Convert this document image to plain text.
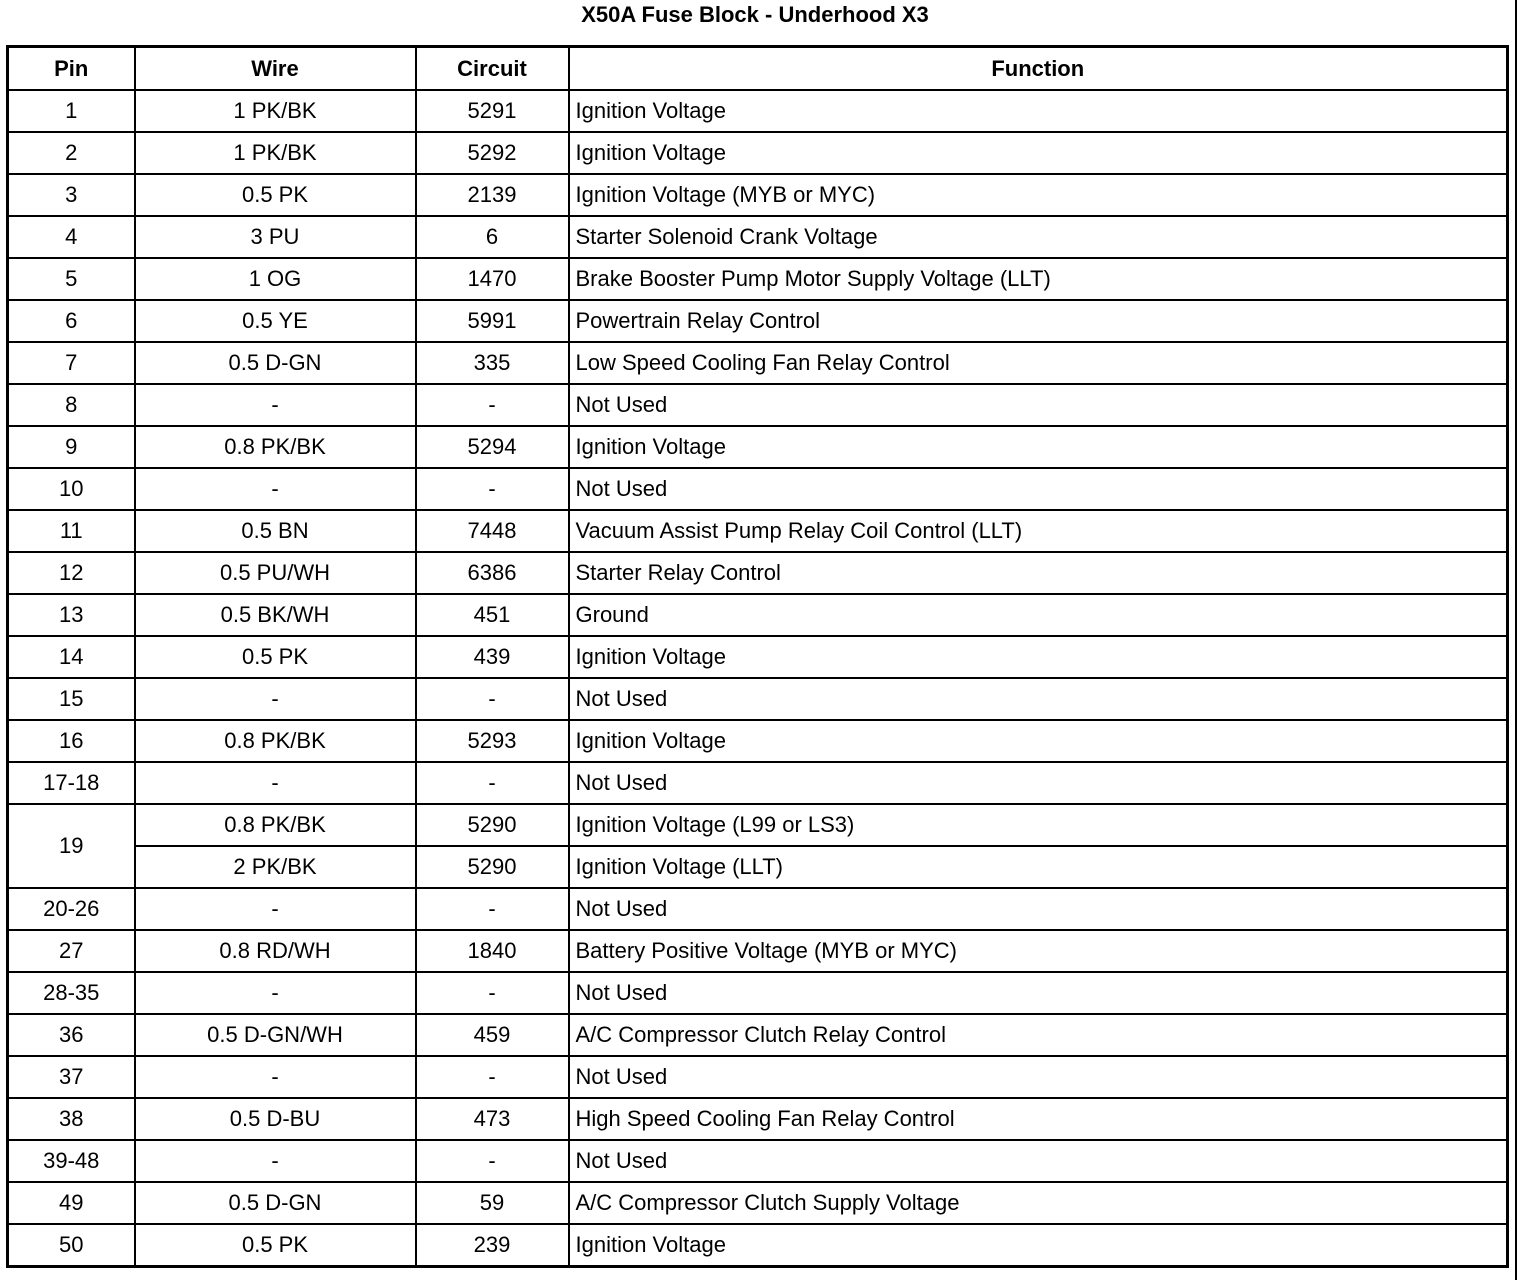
X50A Fuse Block - Underhood X3
Pin	Wire	Circuit	Function
1	1 PK/BK	5291	Ignition Voltage
2	1 PK/BK	5292	Ignition Voltage
3	0.5 PK	2139	Ignition Voltage (MYB or MYC)
4	3 PU	6	Starter Solenoid Crank Voltage
5	1 OG	1470	Brake Booster Pump Motor Supply Voltage (LLT)
6	0.5 YE	5991	Powertrain Relay Control
7	0.5 D-GN	335	Low Speed Cooling Fan Relay Control
8	-	-	Not Used
9	0.8 PK/BK	5294	Ignition Voltage
10	-	-	Not Used
11	0.5 BN	7448	Vacuum Assist Pump Relay Coil Control (LLT)
12	0.5 PU/WH	6386	Starter Relay Control
13	0.5 BK/WH	451	Ground
14	0.5 PK	439	Ignition Voltage
15	-	-	Not Used
16	0.8 PK/BK	5293	Ignition Voltage
17-18	-	-	Not Used
19	0.8 PK/BK	5290	Ignition Voltage (L99 or LS3)
	2 PK/BK	5290	Ignition Voltage (LLT)
20-26	-	-	Not Used
27	0.8 RD/WH	1840	Battery Positive Voltage (MYB or MYC)
28-35	-	-	Not Used
36	0.5 D-GN/WH	459	A/C Compressor Clutch Relay Control
37	-	-	Not Used
38	0.5 D-BU	473	High Speed Cooling Fan Relay Control
39-48	-	-	Not Used
49	0.5 D-GN	59	A/C Compressor Clutch Supply Voltage
50	0.5 PK	239	Ignition Voltage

++++++++

• _What the exercise asks_
Find every line above that contains the word "Clutch", and return each one.

• _Result of the task_
36	0.5 D-GN/WH	459	A/C Compressor Clutch Relay Control
49	0.5 D-GN	59	A/C Compressor Clutch Supply Voltage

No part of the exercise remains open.